## Task description
Below is some material; set it all down exactly, apart from the pictures.

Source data
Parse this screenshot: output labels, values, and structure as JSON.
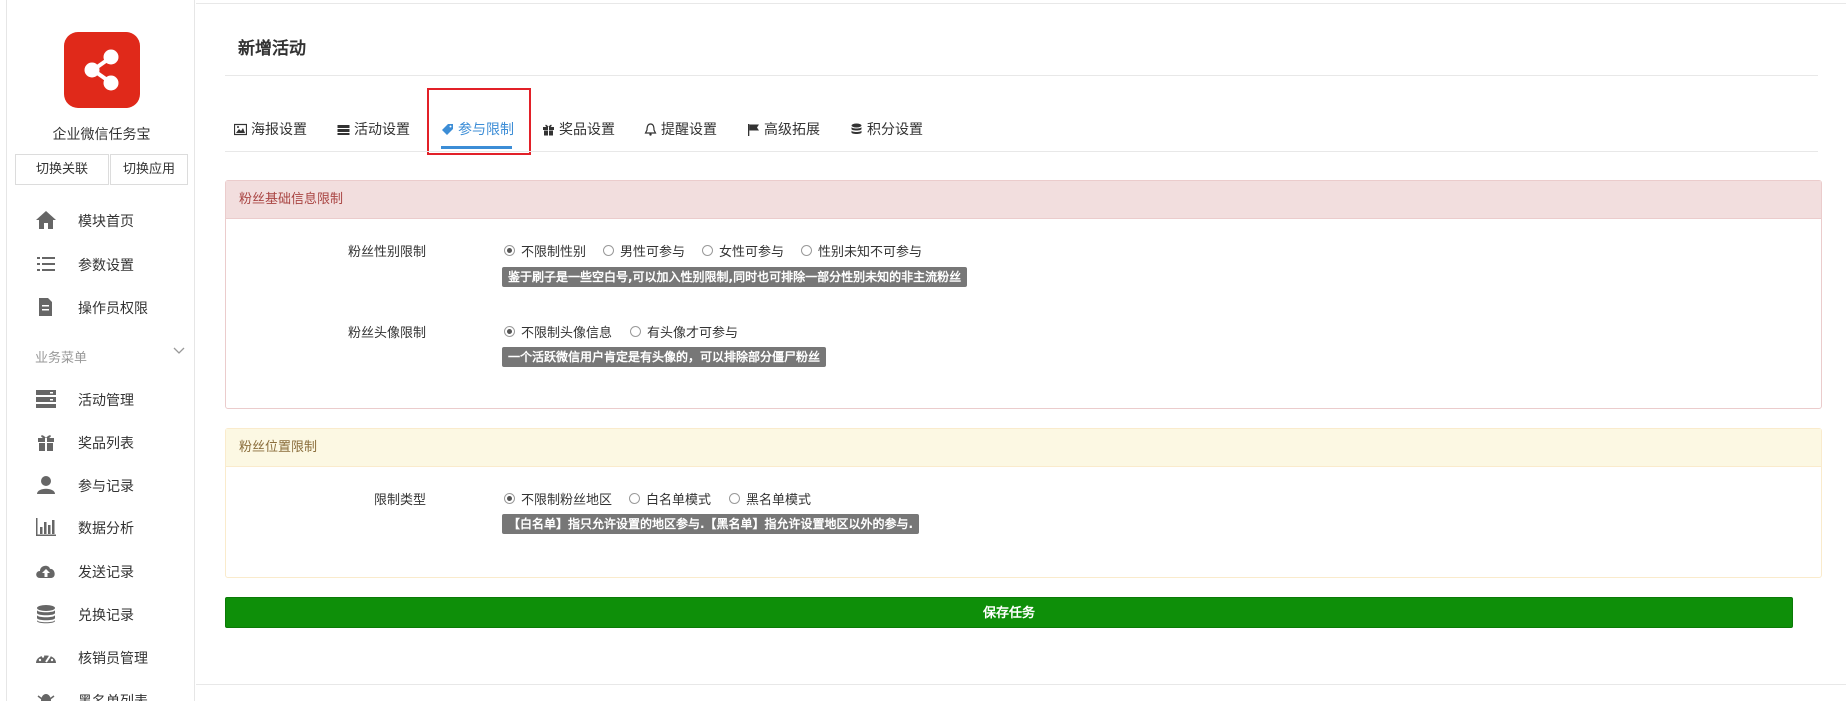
{
  "sidebar": {
    "app_name": "企业微信任务宝",
    "logo_icon": "share-icon",
    "switch_link_label": "切换关联",
    "switch_app_label": "切换应用",
    "top_items": [
      {
        "label": "模块首页",
        "icon": "home-icon"
      },
      {
        "label": "参数设置",
        "icon": "list-settings-icon"
      },
      {
        "label": "操作员权限",
        "icon": "edit-document-icon"
      }
    ],
    "group_label": "业务菜单",
    "group_items": [
      {
        "label": "活动管理",
        "icon": "server-stack-icon"
      },
      {
        "label": "奖品列表",
        "icon": "gift-icon"
      },
      {
        "label": "参与记录",
        "icon": "user-icon"
      },
      {
        "label": "数据分析",
        "icon": "bar-chart-icon"
      },
      {
        "label": "发送记录",
        "icon": "cloud-upload-icon"
      },
      {
        "label": "兑换记录",
        "icon": "database-icon"
      },
      {
        "label": "核销员管理",
        "icon": "dashboard-icon"
      },
      {
        "label": "黑名单列表",
        "icon": "bug-icon"
      }
    ]
  },
  "main": {
    "title": "新增活动",
    "tabs": [
      {
        "label": "海报设置",
        "icon": "image-icon"
      },
      {
        "label": "活动设置",
        "icon": "server-icon"
      },
      {
        "label": "参与限制",
        "icon": "tag-icon"
      },
      {
        "label": "奖品设置",
        "icon": "gift-icon"
      },
      {
        "label": "提醒设置",
        "icon": "bell-icon"
      },
      {
        "label": "高级拓展",
        "icon": "flag-icon"
      },
      {
        "label": "积分设置",
        "icon": "database-icon"
      }
    ],
    "active_tab": "参与限制",
    "panel_basic": {
      "header": "粉丝基础信息限制",
      "gender": {
        "label": "粉丝性别限制",
        "options": [
          "不限制性别",
          "男性可参与",
          "女性可参与",
          "性别未知不可参与"
        ],
        "selected": "不限制性别",
        "hint": "鉴于刷子是一些空白号,可以加入性别限制,同时也可排除一部分性别未知的非主流粉丝"
      },
      "avatar": {
        "label": "粉丝头像限制",
        "options": [
          "不限制头像信息",
          "有头像才可参与"
        ],
        "selected": "不限制头像信息",
        "hint": "一个活跃微信用户肯定是有头像的，可以排除部分僵尸粉丝"
      }
    },
    "panel_location": {
      "header": "粉丝位置限制",
      "type": {
        "label": "限制类型",
        "options": [
          "不限制粉丝地区",
          "白名单模式",
          "黑名单模式"
        ],
        "selected": "不限制粉丝地区",
        "hint": "【白名单】指只允许设置的地区参与.【黑名单】指允许设置地区以外的参与."
      }
    },
    "save_label": "保存任务"
  },
  "colors": {
    "brand_red": "#e0291a",
    "active_tab": "#3c8dd6",
    "save_green": "#0e8f09",
    "highlight_box": "#e22028"
  }
}
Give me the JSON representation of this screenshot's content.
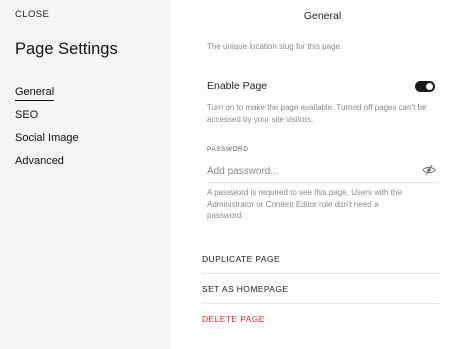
{
  "sidebar": {
    "close_label": "CLOSE",
    "title": "Page Settings",
    "items": [
      {
        "label": "General",
        "active": true
      },
      {
        "label": "SEO"
      },
      {
        "label": "Social Image"
      },
      {
        "label": "Advanced"
      }
    ]
  },
  "main": {
    "header": "General",
    "slug_description": "The unique location slug for this page.",
    "enable_page": {
      "label": "Enable Page",
      "enabled": true,
      "description": "Turn on to make the page available. Turned off pages can't be accessed by your site visitors."
    },
    "password": {
      "label": "PASSWORD",
      "value": "",
      "placeholder": "Add password...",
      "icon": "eye-slash-icon",
      "description": "A password is required to see this page. Users with the Administrator or Content Editor role don't need a password."
    },
    "actions": {
      "duplicate": "DUPLICATE PAGE",
      "set_homepage": "SET AS HOMEPAGE",
      "delete": "DELETE PAGE"
    }
  },
  "colors": {
    "sidebar_bg": "#f5f5f5",
    "danger": "#e0242e",
    "toggle_on": "#1a1a1a"
  }
}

## Final result
Parse this screenshot: output labels, values, and structure as JSON.
{
  "sidebar": {
    "app_name": "企业微信任务宝",
    "logo_icon": "share-icon",
    "switch_link_label": "切换关联",
    "switch_app_label": "切换应用",
    "top_items": [
      {
        "label": "模块首页",
        "icon": "home-icon"
      },
      {
        "label": "参数设置",
        "icon": "list-settings-icon"
      },
      {
        "label": "操作员权限",
        "icon": "edit-document-icon"
      }
    ],
    "group_label": "业务菜单",
    "group_items": [
      {
        "label": "活动管理",
        "icon": "server-stack-icon"
      },
      {
        "label": "奖品列表",
        "icon": "gift-icon"
      },
      {
        "label": "参与记录",
        "icon": "user-icon"
      },
      {
        "label": "数据分析",
        "icon": "bar-chart-icon"
      },
      {
        "label": "发送记录",
        "icon": "cloud-upload-icon"
      },
      {
        "label": "兑换记录",
        "icon": "database-icon"
      },
      {
        "label": "核销员管理",
        "icon": "dashboard-icon"
      },
      {
        "label": "黑名单列表",
        "icon": "bug-icon"
      }
    ]
  },
  "main": {
    "title": "新增活动",
    "tabs": [
      {
        "label": "海报设置",
        "icon": "image-icon"
      },
      {
        "label": "活动设置",
        "icon": "server-icon"
      },
      {
        "label": "参与限制",
        "icon": "tag-icon"
      },
      {
        "label": "奖品设置",
        "icon": "gift-icon"
      },
      {
        "label": "提醒设置",
        "icon": "bell-icon"
      },
      {
        "label": "高级拓展",
        "icon": "flag-icon"
      },
      {
        "label": "积分设置",
        "icon": "database-icon"
      }
    ],
    "active_tab": "参与限制",
    "panel_basic": {
      "header": "粉丝基础信息限制",
      "gender": {
        "label": "粉丝性别限制",
        "options": [
          "不限制性别",
          "男性可参与",
          "女性可参与",
          "性别未知不可参与"
        ],
        "selected": "不限制性别",
        "hint": "鉴于刷子是一些空白号,可以加入性别限制,同时也可排除一部分性别未知的非主流粉丝"
      },
      "avatar": {
        "label": "粉丝头像限制",
        "options": [
          "不限制头像信息",
          "有头像才可参与"
        ],
        "selected": "不限制头像信息",
        "hint": "一个活跃微信用户肯定是有头像的，可以排除部分僵尸粉丝"
      }
    },
    "panel_location": {
      "header": "粉丝位置限制",
      "type": {
        "label": "限制类型",
        "options": [
          "不限制粉丝地区",
          "白名单模式",
          "黑名单模式"
        ],
        "selected": "不限制粉丝地区",
        "hint": "【白名单】指只允许设置的地区参与.【黑名单】指允许设置地区以外的参与."
      }
    },
    "save_label": "保存任务"
  },
  "colors": {
    "brand_red": "#e0291a",
    "active_tab": "#3c8dd6",
    "save_green": "#0e8f09",
    "highlight_box": "#e22028"
  }
}
Give me the JSON representation of this screenshot's content.
{
  "sidebar": {
    "close_label": "CLOSE",
    "title": "Page Settings",
    "items": [
      {
        "label": "General",
        "active": true
      },
      {
        "label": "SEO"
      },
      {
        "label": "Social Image"
      },
      {
        "label": "Advanced"
      }
    ]
  },
  "main": {
    "header": "General",
    "slug_description": "The unique location slug for this page.",
    "enable_page": {
      "label": "Enable Page",
      "enabled": true,
      "description": "Turn on to make the page available. Turned off pages can't be accessed by your site visitors."
    },
    "password": {
      "label": "PASSWORD",
      "value": "",
      "placeholder": "Add password...",
      "icon": "eye-slash-icon",
      "description": "A password is required to see this page. Users with the Administrator or Content Editor role don't need a password."
    },
    "actions": {
      "duplicate": "DUPLICATE PAGE",
      "set_homepage": "SET AS HOMEPAGE",
      "delete": "DELETE PAGE"
    }
  },
  "colors": {
    "sidebar_bg": "#f5f5f5",
    "danger": "#e0242e",
    "toggle_on": "#1a1a1a"
  }
}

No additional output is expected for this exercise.